## [Data listing]
>> start

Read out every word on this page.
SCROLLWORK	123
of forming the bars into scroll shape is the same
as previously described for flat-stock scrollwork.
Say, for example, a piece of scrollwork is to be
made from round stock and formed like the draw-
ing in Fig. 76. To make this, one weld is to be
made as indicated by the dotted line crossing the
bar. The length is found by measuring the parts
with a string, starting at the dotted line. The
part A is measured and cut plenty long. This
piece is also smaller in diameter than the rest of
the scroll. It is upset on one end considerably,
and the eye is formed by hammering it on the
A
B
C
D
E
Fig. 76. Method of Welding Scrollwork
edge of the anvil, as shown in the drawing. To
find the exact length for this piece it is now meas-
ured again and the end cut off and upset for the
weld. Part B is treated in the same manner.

>> end

## [What this task involves]
In this exercise, repeat all entries exactly.

## [Answer to the exercise]
Read out every word on this page.
SCROLLWORK	123
of forming the bars into scroll shape is the same
as previously described for flat-stock scrollwork.
Say, for example, a piece of scrollwork is to be
made from round stock and formed like the draw-
ing in Fig. 76. To make this, one weld is to be
made as indicated by the dotted line crossing the
bar. The length is found by measuring the parts
with a string, starting at the dotted line. The
part A is measured and cut plenty long. This
piece is also smaller in diameter than the rest of
the scroll. It is upset on one end considerably,
and the eye is formed by hammering it on the
A
B
C
D
E
Fig. 76. Method of Welding Scrollwork
edge of the anvil, as shown in the drawing. To
find the exact length for this piece it is now meas-
ured again and the end cut off and upset for the
weld. Part B is treated in the same manner.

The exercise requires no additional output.